◆ Exercise prompt ◆
Beneath this sentence is a set of records; write each of them out exactly.
• • • • • • •
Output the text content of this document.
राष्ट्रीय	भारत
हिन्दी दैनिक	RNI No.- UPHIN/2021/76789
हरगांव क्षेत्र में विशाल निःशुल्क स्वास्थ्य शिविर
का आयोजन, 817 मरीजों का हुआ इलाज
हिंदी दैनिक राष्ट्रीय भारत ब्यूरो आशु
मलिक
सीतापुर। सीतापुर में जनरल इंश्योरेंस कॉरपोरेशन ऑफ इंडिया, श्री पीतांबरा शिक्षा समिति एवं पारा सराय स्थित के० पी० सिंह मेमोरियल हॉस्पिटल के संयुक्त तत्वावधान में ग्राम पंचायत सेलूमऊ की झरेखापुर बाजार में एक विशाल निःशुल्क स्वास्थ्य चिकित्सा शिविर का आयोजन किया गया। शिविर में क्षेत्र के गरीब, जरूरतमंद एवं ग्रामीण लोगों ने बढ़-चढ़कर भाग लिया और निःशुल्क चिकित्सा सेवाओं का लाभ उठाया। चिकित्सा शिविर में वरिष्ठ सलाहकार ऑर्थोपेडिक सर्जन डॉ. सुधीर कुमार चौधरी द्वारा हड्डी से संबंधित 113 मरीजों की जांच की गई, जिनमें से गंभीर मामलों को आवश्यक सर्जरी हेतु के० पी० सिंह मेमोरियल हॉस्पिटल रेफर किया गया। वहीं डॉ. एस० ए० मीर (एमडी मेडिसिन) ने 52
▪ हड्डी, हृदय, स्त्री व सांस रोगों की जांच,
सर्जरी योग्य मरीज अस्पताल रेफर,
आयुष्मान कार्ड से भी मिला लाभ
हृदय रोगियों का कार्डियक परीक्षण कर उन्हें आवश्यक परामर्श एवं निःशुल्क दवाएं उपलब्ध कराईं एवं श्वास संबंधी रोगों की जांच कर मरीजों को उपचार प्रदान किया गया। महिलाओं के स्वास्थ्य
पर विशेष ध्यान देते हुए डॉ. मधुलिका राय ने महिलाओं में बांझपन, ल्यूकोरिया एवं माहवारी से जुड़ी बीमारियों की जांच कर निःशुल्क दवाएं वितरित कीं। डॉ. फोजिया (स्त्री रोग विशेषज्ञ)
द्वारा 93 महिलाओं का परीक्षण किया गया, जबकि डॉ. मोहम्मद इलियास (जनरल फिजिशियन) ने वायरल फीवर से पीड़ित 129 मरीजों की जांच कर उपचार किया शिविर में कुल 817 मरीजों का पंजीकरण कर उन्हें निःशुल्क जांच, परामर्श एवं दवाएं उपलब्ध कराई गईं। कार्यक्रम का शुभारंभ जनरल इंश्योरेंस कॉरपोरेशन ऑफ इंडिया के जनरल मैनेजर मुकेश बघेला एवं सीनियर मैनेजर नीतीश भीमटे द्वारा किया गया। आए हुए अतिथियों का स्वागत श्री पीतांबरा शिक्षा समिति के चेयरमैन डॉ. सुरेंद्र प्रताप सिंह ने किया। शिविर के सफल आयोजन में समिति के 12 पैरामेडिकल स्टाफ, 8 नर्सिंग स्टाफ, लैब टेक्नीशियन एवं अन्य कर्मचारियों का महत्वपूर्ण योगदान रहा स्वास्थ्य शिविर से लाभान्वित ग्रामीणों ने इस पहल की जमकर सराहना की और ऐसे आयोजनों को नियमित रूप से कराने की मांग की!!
• • • • • • •
◆ Result ◆
Output the text content of this document.
राष्ट्रीय	भारत
हिन्दी दैनिक	RNI No.- UPHIN/2021/76789
हरगांव क्षेत्र में विशाल निःशुल्क स्वास्थ्य शिविर
का आयोजन, 817 मरीजों का हुआ इलाज
हिंदी दैनिक राष्ट्रीय भारत ब्यूरो आशु
मलिक
सीतापुर। सीतापुर में जनरल इंश्योरेंस कॉरपोरेशन ऑफ इंडिया, श्री पीतांबरा शिक्षा समिति एवं पारा सराय स्थित के० पी० सिंह मेमोरियल हॉस्पिटल के संयुक्त तत्वावधान में ग्राम पंचायत सेलूमऊ की झरेखापुर बाजार में एक विशाल निःशुल्क स्वास्थ्य चिकित्सा शिविर का आयोजन किया गया। शिविर में क्षेत्र के गरीब, जरूरतमंद एवं ग्रामीण लोगों ने बढ़-चढ़कर भाग लिया और निःशुल्क चिकित्सा सेवाओं का लाभ उठाया। चिकित्सा शिविर में वरिष्ठ सलाहकार ऑर्थोपेडिक सर्जन डॉ. सुधीर कुमार चौधरी द्वारा हड्डी से संबंधित 113 मरीजों की जांच की गई, जिनमें से गंभीर मामलों को आवश्यक सर्जरी हेतु के० पी० सिंह मेमोरियल हॉस्पिटल रेफर किया गया। वहीं डॉ. एस० ए० मीर (एमडी मेडिसिन) ने 52
▪ हड्डी, हृदय, स्त्री व सांस रोगों की जांच,
सर्जरी योग्य मरीज अस्पताल रेफर,
आयुष्मान कार्ड से भी मिला लाभ
हृदय रोगियों का कार्डियक परीक्षण कर उन्हें आवश्यक परामर्श एवं निःशुल्क दवाएं उपलब्ध कराईं एवं श्वास संबंधी रोगों की जांच कर मरीजों को उपचार प्रदान किया गया। महिलाओं के स्वास्थ्य
पर विशेष ध्यान देते हुए डॉ. मधुलिका राय ने महिलाओं में बांझपन, ल्यूकोरिया एवं माहवारी से जुड़ी बीमारियों की जांच कर निःशुल्क दवाएं वितरित कीं। डॉ. फोजिया (स्त्री रोग विशेषज्ञ)
द्वारा 93 महिलाओं का परीक्षण किया गया, जबकि डॉ. मोहम्मद इलियास (जनरल फिजिशियन) ने वायरल फीवर से पीड़ित 129 मरीजों की जांच कर उपचार किया शिविर में कुल 817 मरीजों का पंजीकरण कर उन्हें निःशुल्क जांच, परामर्श एवं दवाएं उपलब्ध कराई गईं। कार्यक्रम का शुभारंभ जनरल इंश्योरेंस कॉरपोरेशन ऑफ इंडिया के जनरल मैनेजर मुकेश बघेला एवं सीनियर मैनेजर नीतीश भीमटे द्वारा किया गया। आए हुए अतिथियों का स्वागत श्री पीतांबरा शिक्षा समिति के चेयरमैन डॉ. सुरेंद्र प्रताप सिंह ने किया। शिविर के सफल आयोजन में समिति के 12 पैरामेडिकल स्टाफ, 8 नर्सिंग स्टाफ, लैब टेक्नीशियन एवं अन्य कर्मचारियों का महत्वपूर्ण योगदान रहा स्वास्थ्य शिविर से लाभान्वित ग्रामीणों ने इस पहल की जमकर सराहना की और ऐसे आयोजनों को नियमित रूप से कराने की मांग की!!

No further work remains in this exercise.